Dataset excerpt

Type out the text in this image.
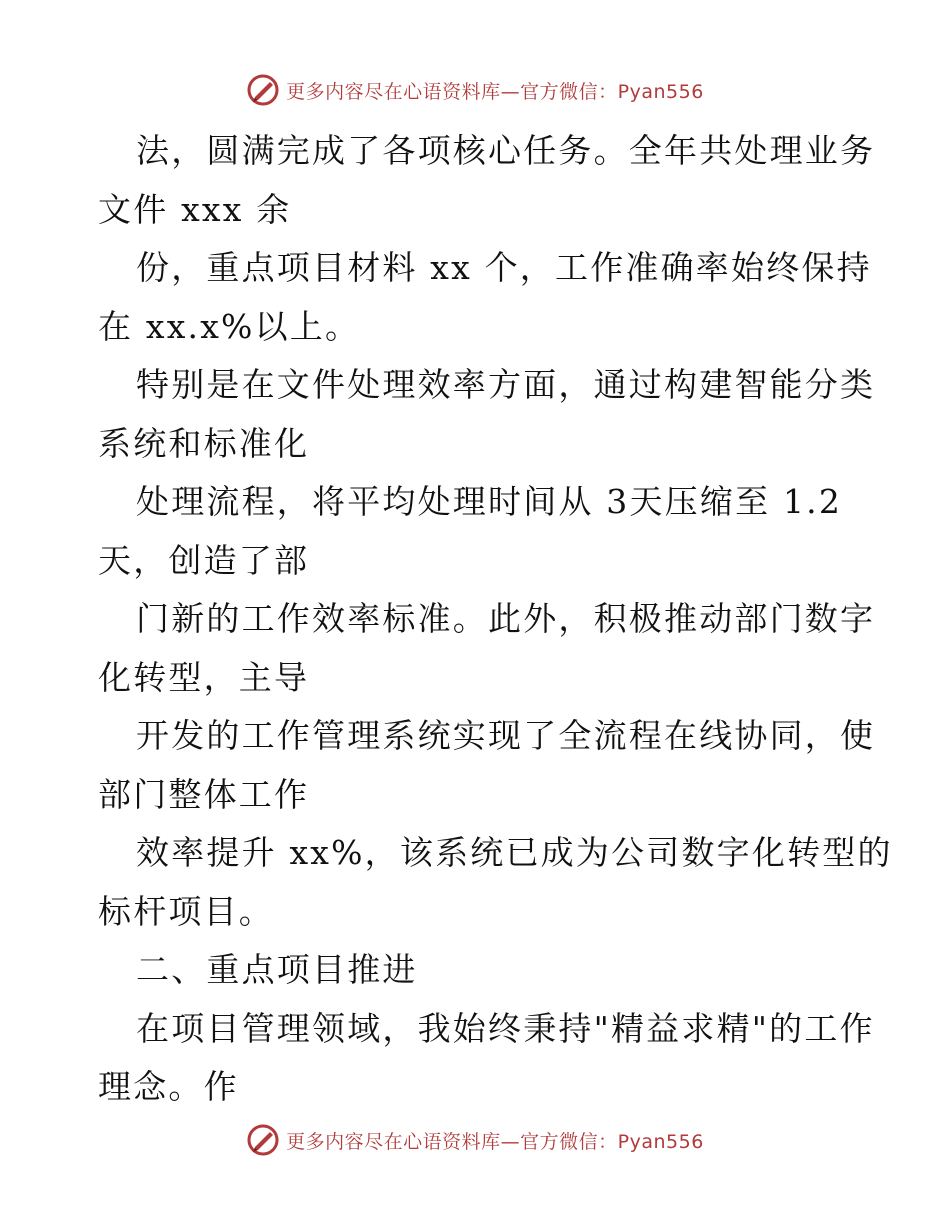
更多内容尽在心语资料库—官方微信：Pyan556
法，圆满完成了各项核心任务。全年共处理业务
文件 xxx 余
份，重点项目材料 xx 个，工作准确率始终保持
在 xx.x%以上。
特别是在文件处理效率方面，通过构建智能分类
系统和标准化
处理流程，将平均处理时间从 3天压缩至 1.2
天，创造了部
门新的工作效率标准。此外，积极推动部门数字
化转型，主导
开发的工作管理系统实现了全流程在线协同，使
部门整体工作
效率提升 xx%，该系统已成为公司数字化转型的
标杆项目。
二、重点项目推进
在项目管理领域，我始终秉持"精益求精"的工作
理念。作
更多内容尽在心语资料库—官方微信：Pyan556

▶ **Exercise**
Word for word, quote the full listing, omitting every picture.

▶ **The output**
Type out the text in this image.
更多内容尽在心语资料库—官方微信：Pyan556
法，圆满完成了各项核心任务。全年共处理业务
文件 xxx 余
份，重点项目材料 xx 个，工作准确率始终保持
在 xx.x%以上。
特别是在文件处理效率方面，通过构建智能分类
系统和标准化
处理流程，将平均处理时间从 3天压缩至 1.2
天，创造了部
门新的工作效率标准。此外，积极推动部门数字
化转型，主导
开发的工作管理系统实现了全流程在线协同，使
部门整体工作
效率提升 xx%，该系统已成为公司数字化转型的
标杆项目。
二、重点项目推进
在项目管理领域，我始终秉持"精益求精"的工作
理念。作
更多内容尽在心语资料库—官方微信：Pyan556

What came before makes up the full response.